Page extract.
****

Saturday, May 20, 2006

Why Writers Are Such a Joy to Live With

'...I turn sentences around. That's my life. I write a sentence and then I turn it around. Then I look at it and I turn it around again. Then I have lunch. Then I come back in and write another sentence. Then I have tea and turn the new sentence around. Then I read the two sentences over and turn them both around. Then I lie down on my sofa and think. Then I get up and throw them out and start from the beginning. And if I knock off from this routine for as long as a day, I'm frantic with boredom and a sense of waste. Sundays I have breakfast late and read the papers with Hope. Then we go for a walk in the hills, and I'm haunted by the loss of all that good time. I wake up Sunday mornings and I'm nearly crazy at the prospect of all those unusable hours. I'm restless, I'm bad tempered, but she's a human being too, you see, so I go. To avoid trouble she makes me leave my watch at home. The result is that I look at my wrist instead. We're walking, she's talking, then I look at my wrist--and that generally does it, if my foul mood hasn't already. She thows in the sponge and we come home. And at home what is there to distinguish Sunday from Thursday! I sit back down at my little Olivetti and start looking at sentences and turning them around. And I ask myself, Why is there no way but this for me to fill my hours?

****

Entries supplied.
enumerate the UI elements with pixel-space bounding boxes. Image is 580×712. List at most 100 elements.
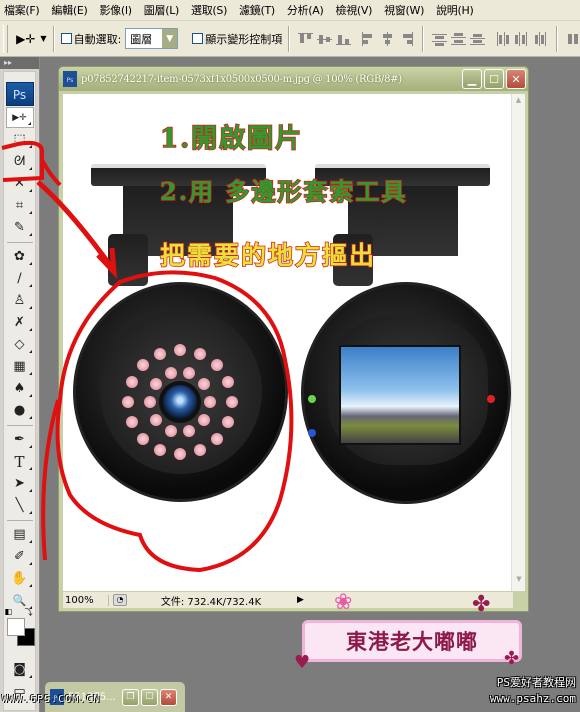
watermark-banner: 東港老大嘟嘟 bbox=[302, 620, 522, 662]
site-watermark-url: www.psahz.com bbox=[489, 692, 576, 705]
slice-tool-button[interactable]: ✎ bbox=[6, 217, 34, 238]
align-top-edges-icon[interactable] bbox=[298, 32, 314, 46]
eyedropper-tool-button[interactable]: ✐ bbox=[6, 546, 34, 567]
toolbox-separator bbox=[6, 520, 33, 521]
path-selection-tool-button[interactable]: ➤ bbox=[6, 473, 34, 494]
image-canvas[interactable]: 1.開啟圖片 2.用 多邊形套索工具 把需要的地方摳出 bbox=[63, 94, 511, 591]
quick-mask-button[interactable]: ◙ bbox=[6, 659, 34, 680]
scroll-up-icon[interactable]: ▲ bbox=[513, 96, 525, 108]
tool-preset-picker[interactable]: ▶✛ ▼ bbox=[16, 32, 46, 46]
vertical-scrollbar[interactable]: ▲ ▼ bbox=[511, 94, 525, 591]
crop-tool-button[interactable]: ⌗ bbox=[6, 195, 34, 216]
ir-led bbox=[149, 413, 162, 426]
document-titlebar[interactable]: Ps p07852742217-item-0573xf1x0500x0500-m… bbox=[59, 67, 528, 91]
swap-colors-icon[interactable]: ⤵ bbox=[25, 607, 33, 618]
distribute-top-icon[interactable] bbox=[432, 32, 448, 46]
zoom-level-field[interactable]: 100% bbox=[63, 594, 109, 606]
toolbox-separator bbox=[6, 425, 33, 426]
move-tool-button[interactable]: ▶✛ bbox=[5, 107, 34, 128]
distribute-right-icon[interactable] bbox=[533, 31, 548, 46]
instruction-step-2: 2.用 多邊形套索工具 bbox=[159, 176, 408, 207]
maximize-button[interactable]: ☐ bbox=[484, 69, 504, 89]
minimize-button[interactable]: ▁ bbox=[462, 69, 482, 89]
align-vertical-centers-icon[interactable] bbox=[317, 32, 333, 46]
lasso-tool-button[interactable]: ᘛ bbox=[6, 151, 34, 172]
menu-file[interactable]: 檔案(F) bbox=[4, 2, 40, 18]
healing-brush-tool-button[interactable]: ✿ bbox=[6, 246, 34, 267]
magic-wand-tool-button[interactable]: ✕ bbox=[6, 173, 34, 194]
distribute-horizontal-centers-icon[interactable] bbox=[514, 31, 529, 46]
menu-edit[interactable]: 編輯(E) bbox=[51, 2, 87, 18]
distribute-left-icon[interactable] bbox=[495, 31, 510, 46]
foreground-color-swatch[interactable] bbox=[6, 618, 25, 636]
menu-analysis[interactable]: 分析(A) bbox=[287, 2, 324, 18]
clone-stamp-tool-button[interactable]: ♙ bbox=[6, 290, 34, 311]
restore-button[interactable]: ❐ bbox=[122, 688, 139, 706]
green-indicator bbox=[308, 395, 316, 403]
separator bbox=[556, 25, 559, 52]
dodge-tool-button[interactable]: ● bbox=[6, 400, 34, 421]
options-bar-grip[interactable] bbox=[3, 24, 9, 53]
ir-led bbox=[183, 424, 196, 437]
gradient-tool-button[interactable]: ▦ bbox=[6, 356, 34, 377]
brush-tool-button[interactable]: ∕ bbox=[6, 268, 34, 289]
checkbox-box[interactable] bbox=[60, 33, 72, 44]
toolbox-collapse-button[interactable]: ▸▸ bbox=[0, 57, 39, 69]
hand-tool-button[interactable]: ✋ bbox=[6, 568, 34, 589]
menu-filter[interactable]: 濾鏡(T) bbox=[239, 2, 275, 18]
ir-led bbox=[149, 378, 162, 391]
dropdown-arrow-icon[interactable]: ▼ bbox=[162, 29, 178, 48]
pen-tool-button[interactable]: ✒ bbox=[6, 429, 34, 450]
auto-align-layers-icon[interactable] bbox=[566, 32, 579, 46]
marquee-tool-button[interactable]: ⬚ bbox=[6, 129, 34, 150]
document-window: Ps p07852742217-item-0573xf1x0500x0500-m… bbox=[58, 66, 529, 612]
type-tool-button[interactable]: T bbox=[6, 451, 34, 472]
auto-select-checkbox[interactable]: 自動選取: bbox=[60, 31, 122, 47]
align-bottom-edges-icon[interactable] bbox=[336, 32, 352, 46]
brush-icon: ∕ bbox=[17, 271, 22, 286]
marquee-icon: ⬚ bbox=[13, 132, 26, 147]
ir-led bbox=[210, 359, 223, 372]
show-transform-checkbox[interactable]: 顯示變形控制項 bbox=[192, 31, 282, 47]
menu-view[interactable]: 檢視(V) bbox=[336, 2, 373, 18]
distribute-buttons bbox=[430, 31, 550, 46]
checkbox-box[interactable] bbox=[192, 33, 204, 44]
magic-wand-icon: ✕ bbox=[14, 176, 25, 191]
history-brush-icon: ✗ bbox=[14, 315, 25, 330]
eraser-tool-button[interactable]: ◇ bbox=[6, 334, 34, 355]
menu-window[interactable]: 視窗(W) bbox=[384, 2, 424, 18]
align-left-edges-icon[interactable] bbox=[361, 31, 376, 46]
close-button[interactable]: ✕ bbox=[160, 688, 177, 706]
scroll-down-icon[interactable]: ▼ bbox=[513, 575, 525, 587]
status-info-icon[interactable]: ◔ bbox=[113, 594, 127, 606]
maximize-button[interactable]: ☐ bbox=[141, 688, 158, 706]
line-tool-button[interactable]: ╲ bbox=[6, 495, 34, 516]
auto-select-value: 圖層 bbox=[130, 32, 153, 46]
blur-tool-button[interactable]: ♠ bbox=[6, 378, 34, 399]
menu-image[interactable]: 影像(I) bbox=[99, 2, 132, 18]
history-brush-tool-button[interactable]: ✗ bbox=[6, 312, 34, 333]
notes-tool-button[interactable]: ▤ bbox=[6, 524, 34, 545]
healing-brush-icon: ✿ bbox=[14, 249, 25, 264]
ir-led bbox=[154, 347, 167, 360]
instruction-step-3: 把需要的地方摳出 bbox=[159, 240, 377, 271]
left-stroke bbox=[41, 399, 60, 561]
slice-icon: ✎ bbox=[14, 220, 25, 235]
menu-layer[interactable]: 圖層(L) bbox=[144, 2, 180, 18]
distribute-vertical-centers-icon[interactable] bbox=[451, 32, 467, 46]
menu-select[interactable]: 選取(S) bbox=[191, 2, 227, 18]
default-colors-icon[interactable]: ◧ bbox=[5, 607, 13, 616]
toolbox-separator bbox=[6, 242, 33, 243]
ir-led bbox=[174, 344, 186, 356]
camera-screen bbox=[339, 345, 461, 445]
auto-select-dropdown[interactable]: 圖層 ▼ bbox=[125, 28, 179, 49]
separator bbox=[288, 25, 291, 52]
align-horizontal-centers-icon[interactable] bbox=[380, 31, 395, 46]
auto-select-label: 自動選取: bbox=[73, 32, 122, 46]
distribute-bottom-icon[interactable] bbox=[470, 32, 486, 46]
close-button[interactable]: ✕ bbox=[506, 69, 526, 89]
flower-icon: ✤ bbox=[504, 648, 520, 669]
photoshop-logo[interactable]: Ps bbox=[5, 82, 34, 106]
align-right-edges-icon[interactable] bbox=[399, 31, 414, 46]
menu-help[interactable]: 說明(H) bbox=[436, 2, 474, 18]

****

Exercise. In the excerpt titled "Why Writers Are Such a Joy to Live With," what does Hope make the speaker leave at home before their Sunday walks?

Answer in full. The speaker's watch.